** BEGIN Extracted records **

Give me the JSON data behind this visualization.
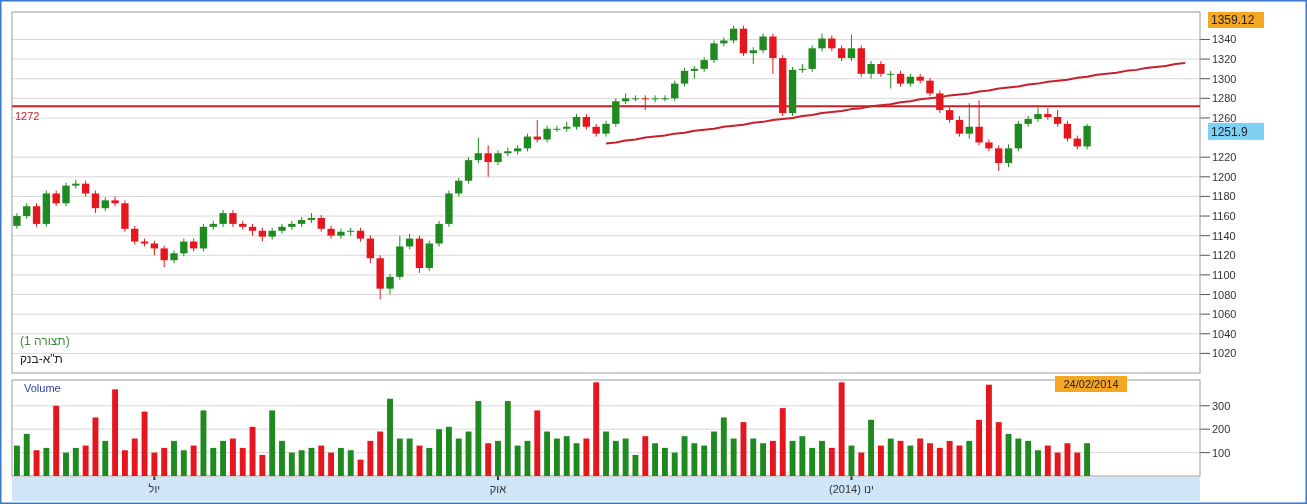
{
  "chart_data": [
    {
      "type": "candlestick",
      "annotations": [
        "(תצורה 1)",
        "ת\"א-בנק",
        "1359.12",
        "1251.9"
      ],
      "categories": [
        null,
        null,
        null,
        null,
        null,
        null,
        null,
        null,
        null,
        null,
        null,
        null,
        null,
        null,
        null,
        null,
        null,
        null,
        null,
        null,
        null,
        null,
        null,
        null,
        null,
        null,
        null,
        null,
        null,
        null,
        null,
        null,
        null,
        null,
        null,
        null,
        null,
        null,
        null,
        null,
        null,
        null,
        null,
        null,
        null,
        null,
        null,
        null,
        null,
        null,
        null,
        null,
        null,
        null,
        null,
        null,
        null,
        null,
        null,
        null,
        null,
        null,
        null,
        null,
        null,
        null,
        null,
        null,
        null,
        null,
        null,
        null,
        null,
        null,
        null,
        null,
        null,
        null,
        null,
        null,
        null,
        null,
        null,
        null,
        null,
        null,
        null,
        null,
        null,
        null,
        null,
        null,
        null,
        null,
        null,
        null,
        null,
        null,
        null,
        null,
        null,
        null,
        null,
        null,
        null,
        null,
        null,
        null,
        null,
        null,
        null,
        null,
        null,
        null,
        null,
        null,
        null,
        null,
        null,
        null,
        null
      ],
      "ohlc": [
        [
          1150,
          1163,
          1147,
          1160
        ],
        [
          1160,
          1173,
          1157,
          1170
        ],
        [
          1170,
          1173,
          1149,
          1152
        ],
        [
          1152,
          1186,
          1149,
          1183
        ],
        [
          1183,
          1186,
          1170,
          1173
        ],
        [
          1173,
          1194,
          1170,
          1191
        ],
        [
          1191,
          1197,
          1188,
          1193
        ],
        [
          1193,
          1196,
          1180,
          1183
        ],
        [
          1183,
          1186,
          1163,
          1168
        ],
        [
          1168,
          1179,
          1165,
          1176
        ],
        [
          1176,
          1180,
          1170,
          1173
        ],
        [
          1173,
          1176,
          1144,
          1147
        ],
        [
          1147,
          1150,
          1131,
          1134
        ],
        [
          1134,
          1137,
          1129,
          1132
        ],
        [
          1132,
          1135,
          1120,
          1127
        ],
        [
          1127,
          1130,
          1108,
          1115
        ],
        [
          1115,
          1125,
          1112,
          1122
        ],
        [
          1122,
          1137,
          1119,
          1134
        ],
        [
          1134,
          1137,
          1124,
          1127
        ],
        [
          1127,
          1152,
          1124,
          1149
        ],
        [
          1149,
          1155,
          1146,
          1152
        ],
        [
          1152,
          1166,
          1149,
          1163
        ],
        [
          1163,
          1166,
          1149,
          1152
        ],
        [
          1152,
          1155,
          1146,
          1149
        ],
        [
          1149,
          1152,
          1140,
          1145
        ],
        [
          1145,
          1148,
          1134,
          1139
        ],
        [
          1139,
          1148,
          1136,
          1145
        ],
        [
          1145,
          1152,
          1142,
          1149
        ],
        [
          1149,
          1155,
          1146,
          1152
        ],
        [
          1152,
          1159,
          1149,
          1156
        ],
        [
          1156,
          1163,
          1153,
          1158
        ],
        [
          1158,
          1161,
          1144,
          1147
        ],
        [
          1147,
          1150,
          1137,
          1140
        ],
        [
          1140,
          1147,
          1137,
          1144
        ],
        [
          1144,
          1148,
          1140,
          1145
        ],
        [
          1145,
          1148,
          1134,
          1137
        ],
        [
          1137,
          1140,
          1112,
          1117
        ],
        [
          1117,
          1120,
          1075,
          1086
        ],
        [
          1086,
          1101,
          1080,
          1098
        ],
        [
          1098,
          1140,
          1095,
          1129
        ],
        [
          1129,
          1142,
          1126,
          1137
        ],
        [
          1137,
          1140,
          1102,
          1107
        ],
        [
          1107,
          1135,
          1104,
          1132
        ],
        [
          1132,
          1155,
          1129,
          1152
        ],
        [
          1152,
          1186,
          1149,
          1183
        ],
        [
          1183,
          1199,
          1180,
          1196
        ],
        [
          1196,
          1220,
          1193,
          1217
        ],
        [
          1217,
          1240,
          1214,
          1224
        ],
        [
          1224,
          1232,
          1200,
          1215
        ],
        [
          1215,
          1227,
          1212,
          1224
        ],
        [
          1224,
          1230,
          1221,
          1226
        ],
        [
          1226,
          1232,
          1223,
          1229
        ],
        [
          1229,
          1244,
          1226,
          1241
        ],
        [
          1241,
          1258,
          1235,
          1238
        ],
        [
          1238,
          1252,
          1235,
          1249
        ],
        [
          1249,
          1252,
          1246,
          1249
        ],
        [
          1249,
          1256,
          1246,
          1251
        ],
        [
          1251,
          1264,
          1248,
          1261
        ],
        [
          1261,
          1264,
          1248,
          1251
        ],
        [
          1251,
          1254,
          1241,
          1244
        ],
        [
          1244,
          1257,
          1241,
          1254
        ],
        [
          1254,
          1280,
          1251,
          1277
        ],
        [
          1277,
          1285,
          1274,
          1280
        ],
        [
          1280,
          1283,
          1277,
          1280
        ],
        [
          1280,
          1283,
          1268,
          1279
        ],
        [
          1279,
          1283,
          1276,
          1280
        ],
        [
          1280,
          1283,
          1277,
          1280
        ],
        [
          1280,
          1298,
          1277,
          1295
        ],
        [
          1295,
          1311,
          1292,
          1308
        ],
        [
          1308,
          1313,
          1300,
          1310
        ],
        [
          1310,
          1322,
          1307,
          1319
        ],
        [
          1319,
          1339,
          1316,
          1336
        ],
        [
          1336,
          1342,
          1333,
          1339
        ],
        [
          1339,
          1354,
          1336,
          1351
        ],
        [
          1351,
          1354,
          1323,
          1326
        ],
        [
          1326,
          1332,
          1315,
          1329
        ],
        [
          1329,
          1346,
          1326,
          1343
        ],
        [
          1343,
          1346,
          1305,
          1321
        ],
        [
          1321,
          1324,
          1262,
          1265
        ],
        [
          1265,
          1312,
          1262,
          1309
        ],
        [
          1309,
          1315,
          1306,
          1310
        ],
        [
          1310,
          1334,
          1307,
          1331
        ],
        [
          1331,
          1346,
          1328,
          1341
        ],
        [
          1341,
          1344,
          1328,
          1331
        ],
        [
          1331,
          1334,
          1318,
          1321
        ],
        [
          1321,
          1345,
          1318,
          1331
        ],
        [
          1331,
          1334,
          1302,
          1305
        ],
        [
          1305,
          1318,
          1300,
          1315
        ],
        [
          1315,
          1318,
          1302,
          1305
        ],
        [
          1305,
          1308,
          1290,
          1305
        ],
        [
          1305,
          1308,
          1292,
          1295
        ],
        [
          1295,
          1305,
          1292,
          1302
        ],
        [
          1302,
          1305,
          1295,
          1298
        ],
        [
          1298,
          1301,
          1282,
          1285
        ],
        [
          1285,
          1288,
          1265,
          1268
        ],
        [
          1268,
          1271,
          1255,
          1258
        ],
        [
          1258,
          1262,
          1241,
          1244
        ],
        [
          1244,
          1275,
          1239,
          1251
        ],
        [
          1251,
          1278,
          1232,
          1235
        ],
        [
          1235,
          1238,
          1226,
          1229
        ],
        [
          1229,
          1232,
          1206,
          1214
        ],
        [
          1214,
          1233,
          1210,
          1229
        ],
        [
          1229,
          1257,
          1226,
          1254
        ],
        [
          1254,
          1262,
          1251,
          1259
        ],
        [
          1259,
          1271,
          1256,
          1264
        ],
        [
          1264,
          1270,
          1258,
          1261
        ],
        [
          1261,
          1268,
          1251,
          1254
        ],
        [
          1254,
          1257,
          1236,
          1239
        ],
        [
          1239,
          1242,
          1228,
          1231
        ],
        [
          1231,
          1254,
          1228,
          1251.9
        ],
        null,
        null,
        null,
        null,
        null,
        null,
        null,
        null,
        null,
        null,
        null
      ],
      "colors": [
        "#1f8a1f",
        "#1f8a1f",
        "#e5161d",
        "#1f8a1f",
        "#e5161d",
        "#1f8a1f",
        "#1f8a1f",
        "#e5161d",
        "#e5161d",
        "#1f8a1f",
        "#e5161d",
        "#e5161d",
        "#e5161d",
        "#e5161d",
        "#e5161d",
        "#e5161d",
        "#1f8a1f",
        "#1f8a1f",
        "#e5161d",
        "#1f8a1f",
        "#1f8a1f",
        "#1f8a1f",
        "#e5161d",
        "#e5161d",
        "#e5161d",
        "#e5161d",
        "#1f8a1f",
        "#1f8a1f",
        "#1f8a1f",
        "#1f8a1f",
        "#1f8a1f",
        "#e5161d",
        "#e5161d",
        "#1f8a1f",
        "#1f8a1f",
        "#e5161d",
        "#e5161d",
        "#e5161d",
        "#1f8a1f",
        "#1f8a1f",
        "#1f8a1f",
        "#e5161d",
        "#1f8a1f",
        "#1f8a1f",
        "#1f8a1f",
        "#1f8a1f",
        "#1f8a1f",
        "#1f8a1f",
        "#e5161d",
        "#1f8a1f",
        "#1f8a1f",
        "#1f8a1f",
        "#1f8a1f",
        "#e5161d",
        "#1f8a1f",
        "#1f8a1f",
        "#1f8a1f",
        "#1f8a1f",
        "#e5161d",
        "#e5161d",
        "#1f8a1f",
        "#1f8a1f",
        "#1f8a1f",
        "#1f8a1f",
        "#e5161d",
        "#1f8a1f",
        "#1f8a1f",
        "#1f8a1f",
        "#1f8a1f",
        "#1f8a1f",
        "#1f8a1f",
        "#1f8a1f",
        "#1f8a1f",
        "#1f8a1f",
        "#e5161d",
        "#1f8a1f",
        "#1f8a1f",
        "#e5161d",
        "#e5161d",
        "#1f8a1f",
        "#1f8a1f",
        "#1f8a1f",
        "#1f8a1f",
        "#e5161d",
        "#e5161d",
        "#1f8a1f",
        "#e5161d",
        "#1f8a1f",
        "#e5161d",
        "#1f8a1f",
        "#e5161d",
        "#1f8a1f",
        "#e5161d",
        "#e5161d",
        "#e5161d",
        "#e5161d",
        "#e5161d",
        "#1f8a1f",
        "#e5161d",
        "#e5161d",
        "#e5161d",
        "#1f8a1f",
        "#1f8a1f",
        "#1f8a1f",
        "#1f8a1f",
        "#e5161d",
        "#e5161d",
        "#e5161d",
        "#e5161d",
        "#1f8a1f",
        null,
        null,
        null,
        null,
        null,
        null,
        null,
        null,
        null,
        null,
        null
      ],
      "series": [
        {
          "type": "line",
          "color": "#c8202a",
          "values": [
            null,
            null,
            null,
            null,
            null,
            null,
            null,
            null,
            null,
            null,
            null,
            null,
            null,
            null,
            null,
            null,
            null,
            null,
            null,
            null,
            null,
            null,
            null,
            null,
            null,
            null,
            null,
            null,
            null,
            null,
            null,
            null,
            null,
            null,
            null,
            null,
            null,
            null,
            null,
            null,
            null,
            null,
            null,
            null,
            null,
            null,
            null,
            null,
            null,
            null,
            null,
            null,
            null,
            null,
            null,
            null,
            null,
            null,
            null,
            null,
            1234,
            1235,
            1237,
            1238,
            1240,
            1241,
            1242,
            1244,
            1245,
            1247,
            1248,
            1249,
            1251,
            1252,
            1253,
            1255,
            1256,
            1258,
            1259,
            1260,
            1262,
            1263,
            1265,
            1266,
            1267,
            1269,
            1270,
            1272,
            1273,
            1274,
            1276,
            1277,
            1279,
            1280,
            1281,
            1283,
            1284,
            1285,
            1287,
            1288,
            1290,
            1291,
            1292,
            1294,
            1295,
            1297,
            1298,
            1299,
            1301,
            1302,
            1304,
            1305,
            1306,
            1308,
            1309,
            1311,
            1312,
            1313,
            1315,
            1316,
            null
          ]
        }
      ],
      "ref_lines": [
        {
          "axis": "y",
          "value": 1272,
          "label": "1272",
          "color": "#c8202a"
        }
      ],
      "ylim": [
        1000,
        1368
      ],
      "yticks": [
        1020,
        1040,
        1060,
        1080,
        1100,
        1120,
        1140,
        1160,
        1180,
        1200,
        1220,
        1260,
        1280,
        1300,
        1320,
        1340
      ],
      "tick_labels": "y",
      "grid": "y"
    },
    {
      "type": "bar",
      "title": "Volume",
      "annotations": [
        "24/02/2014"
      ],
      "categories": [
        null,
        null,
        null,
        null,
        null,
        null,
        null,
        null,
        null,
        null,
        null,
        null,
        null,
        null,
        "יול",
        null,
        null,
        null,
        null,
        null,
        null,
        null,
        null,
        null,
        null,
        null,
        null,
        null,
        null,
        null,
        null,
        null,
        null,
        null,
        null,
        null,
        null,
        null,
        null,
        null,
        null,
        null,
        null,
        null,
        null,
        null,
        null,
        null,
        null,
        "אוק",
        null,
        null,
        null,
        null,
        null,
        null,
        null,
        null,
        null,
        null,
        null,
        null,
        null,
        null,
        null,
        null,
        null,
        null,
        null,
        null,
        null,
        null,
        null,
        null,
        null,
        null,
        null,
        null,
        null,
        null,
        null,
        null,
        null,
        null,
        null,
        "ינו (2014)",
        null,
        null,
        null,
        null,
        null,
        null,
        null,
        null,
        null,
        null,
        null,
        null,
        null,
        null,
        null,
        null,
        null,
        null,
        null,
        null,
        null,
        null,
        null,
        null,
        null,
        null,
        null,
        null,
        null,
        null,
        null,
        null,
        null,
        null,
        null
      ],
      "values": [
        130,
        180,
        110,
        120,
        300,
        100,
        120,
        130,
        250,
        150,
        370,
        110,
        160,
        275,
        100,
        120,
        150,
        110,
        130,
        280,
        120,
        150,
        160,
        120,
        210,
        90,
        280,
        150,
        100,
        110,
        120,
        130,
        100,
        120,
        110,
        70,
        150,
        190,
        330,
        160,
        160,
        130,
        120,
        200,
        210,
        160,
        190,
        320,
        140,
        150,
        320,
        130,
        150,
        280,
        190,
        160,
        170,
        140,
        160,
        400,
        190,
        150,
        160,
        90,
        170,
        140,
        120,
        100,
        170,
        140,
        130,
        190,
        250,
        160,
        230,
        160,
        140,
        150,
        290,
        150,
        170,
        120,
        150,
        120,
        400,
        130,
        100,
        240,
        130,
        160,
        150,
        130,
        160,
        140,
        120,
        150,
        130,
        150,
        240,
        390,
        230,
        180,
        160,
        150,
        110,
        130,
        100,
        140,
        100,
        140,
        null,
        null,
        null,
        null,
        null,
        null,
        null,
        null,
        null,
        null,
        null
      ],
      "colors": [
        "#1f8a1f",
        "#1f8a1f",
        "#e5161d",
        "#1f8a1f",
        "#e5161d",
        "#1f8a1f",
        "#1f8a1f",
        "#e5161d",
        "#e5161d",
        "#1f8a1f",
        "#e5161d",
        "#e5161d",
        "#e5161d",
        "#e5161d",
        "#e5161d",
        "#e5161d",
        "#1f8a1f",
        "#1f8a1f",
        "#e5161d",
        "#1f8a1f",
        "#1f8a1f",
        "#1f8a1f",
        "#e5161d",
        "#e5161d",
        "#e5161d",
        "#e5161d",
        "#1f8a1f",
        "#1f8a1f",
        "#1f8a1f",
        "#1f8a1f",
        "#1f8a1f",
        "#e5161d",
        "#e5161d",
        "#1f8a1f",
        "#1f8a1f",
        "#e5161d",
        "#e5161d",
        "#e5161d",
        "#1f8a1f",
        "#1f8a1f",
        "#1f8a1f",
        "#e5161d",
        "#1f8a1f",
        "#1f8a1f",
        "#1f8a1f",
        "#1f8a1f",
        "#1f8a1f",
        "#1f8a1f",
        "#e5161d",
        "#1f8a1f",
        "#1f8a1f",
        "#1f8a1f",
        "#1f8a1f",
        "#e5161d",
        "#1f8a1f",
        "#1f8a1f",
        "#1f8a1f",
        "#1f8a1f",
        "#e5161d",
        "#e5161d",
        "#1f8a1f",
        "#1f8a1f",
        "#1f8a1f",
        "#1f8a1f",
        "#e5161d",
        "#1f8a1f",
        "#1f8a1f",
        "#1f8a1f",
        "#1f8a1f",
        "#1f8a1f",
        "#1f8a1f",
        "#1f8a1f",
        "#1f8a1f",
        "#1f8a1f",
        "#e5161d",
        "#1f8a1f",
        "#1f8a1f",
        "#e5161d",
        "#e5161d",
        "#1f8a1f",
        "#1f8a1f",
        "#1f8a1f",
        "#1f8a1f",
        "#e5161d",
        "#e5161d",
        "#1f8a1f",
        "#e5161d",
        "#1f8a1f",
        "#e5161d",
        "#1f8a1f",
        "#e5161d",
        "#1f8a1f",
        "#e5161d",
        "#e5161d",
        "#e5161d",
        "#e5161d",
        "#e5161d",
        "#1f8a1f",
        "#e5161d",
        "#e5161d",
        "#e5161d",
        "#1f8a1f",
        "#1f8a1f",
        "#1f8a1f",
        "#1f8a1f",
        "#e5161d",
        "#e5161d",
        "#e5161d",
        "#e5161d",
        "#1f8a1f",
        null,
        null,
        null,
        null,
        null,
        null,
        null,
        null,
        null,
        null,
        null
      ],
      "ylim": [
        0,
        410
      ],
      "yticks": [
        100,
        200,
        300
      ],
      "grid": "y"
    }
  ]
}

** END Extracted records **

Problem to work on: Pull every line containing "type" from the material above.

Output below:
      "type": "candlestick",
          "type": "line",
      "type": "bar",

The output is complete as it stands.